Write out the records word for word, with no pictures.
# # # # #
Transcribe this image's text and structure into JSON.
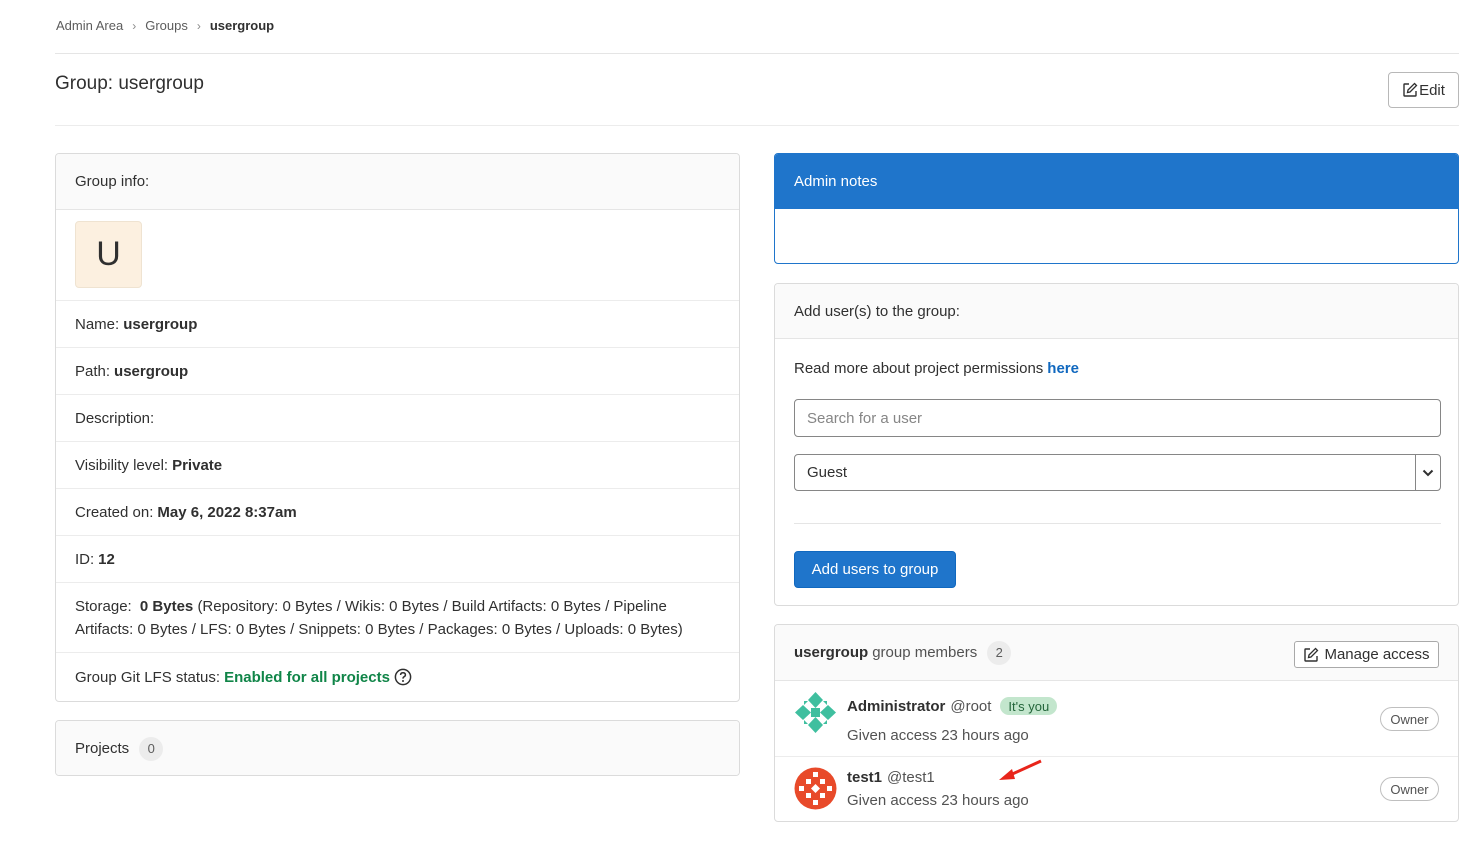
{
  "breadcrumb": {
    "items": [
      "Admin Area",
      "Groups"
    ],
    "current": "usergroup"
  },
  "header": {
    "title": "Group: usergroup",
    "edit_label": "Edit",
    "edit_icon": "pencil-square-icon"
  },
  "group_info": {
    "header": "Group info:",
    "avatar_letter": "U",
    "name_label": "Name:",
    "name_value": "usergroup",
    "path_label": "Path:",
    "path_value": "usergroup",
    "description_label": "Description:",
    "visibility_label": "Visibility level:",
    "visibility_value": "Private",
    "created_label": "Created on:",
    "created_value": "May 6, 2022 8:37am",
    "id_label": "ID:",
    "id_value": "12",
    "storage_label": "Storage:",
    "storage_value": "0 Bytes",
    "storage_detail": "(Repository: 0 Bytes / Wikis: 0 Bytes / Build Artifacts: 0 Bytes / Pipeline Artifacts: 0 Bytes / LFS: 0 Bytes / Snippets: 0 Bytes / Packages: 0 Bytes / Uploads: 0 Bytes)",
    "lfs_label": "Group Git LFS status:",
    "lfs_value": "Enabled for all projects"
  },
  "projects": {
    "label": "Projects",
    "count": "0"
  },
  "admin_notes": {
    "header": "Admin notes"
  },
  "add_users": {
    "header": "Add user(s) to the group:",
    "perm_text": "Read more about project permissions",
    "perm_link": "here",
    "search_placeholder": "Search for a user",
    "role_selected": "Guest",
    "button_label": "Add users to group"
  },
  "members": {
    "group_name": "usergroup",
    "header_suffix": "group members",
    "count": "2",
    "manage_label": "Manage access",
    "list": [
      {
        "name": "Administrator",
        "username": "@root",
        "badge": "It's you",
        "access": "Given access 23 hours ago",
        "role": "Owner"
      },
      {
        "name": "test1",
        "username": "@test1",
        "access": "Given access 23 hours ago",
        "role": "Owner"
      }
    ]
  },
  "colors": {
    "primary": "#1f75cb",
    "success": "#108548",
    "annotation_arrow": "#e8251b"
  }
}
# # # # #
• ANSWER TO THE TASK
Transcribe this image's text and structure into JSON.
{
  "breadcrumb": {
    "items": [
      "Admin Area",
      "Groups"
    ],
    "current": "usergroup"
  },
  "header": {
    "title": "Group: usergroup",
    "edit_label": "Edit",
    "edit_icon": "pencil-square-icon"
  },
  "group_info": {
    "header": "Group info:",
    "avatar_letter": "U",
    "name_label": "Name:",
    "name_value": "usergroup",
    "path_label": "Path:",
    "path_value": "usergroup",
    "description_label": "Description:",
    "visibility_label": "Visibility level:",
    "visibility_value": "Private",
    "created_label": "Created on:",
    "created_value": "May 6, 2022 8:37am",
    "id_label": "ID:",
    "id_value": "12",
    "storage_label": "Storage:",
    "storage_value": "0 Bytes",
    "storage_detail": "(Repository: 0 Bytes / Wikis: 0 Bytes / Build Artifacts: 0 Bytes / Pipeline Artifacts: 0 Bytes / LFS: 0 Bytes / Snippets: 0 Bytes / Packages: 0 Bytes / Uploads: 0 Bytes)",
    "lfs_label": "Group Git LFS status:",
    "lfs_value": "Enabled for all projects"
  },
  "projects": {
    "label": "Projects",
    "count": "0"
  },
  "admin_notes": {
    "header": "Admin notes"
  },
  "add_users": {
    "header": "Add user(s) to the group:",
    "perm_text": "Read more about project permissions",
    "perm_link": "here",
    "search_placeholder": "Search for a user",
    "role_selected": "Guest",
    "button_label": "Add users to group"
  },
  "members": {
    "group_name": "usergroup",
    "header_suffix": "group members",
    "count": "2",
    "manage_label": "Manage access",
    "list": [
      {
        "name": "Administrator",
        "username": "@root",
        "badge": "It's you",
        "access": "Given access 23 hours ago",
        "role": "Owner"
      },
      {
        "name": "test1",
        "username": "@test1",
        "access": "Given access 23 hours ago",
        "role": "Owner"
      }
    ]
  },
  "colors": {
    "primary": "#1f75cb",
    "success": "#108548",
    "annotation_arrow": "#e8251b"
  }
}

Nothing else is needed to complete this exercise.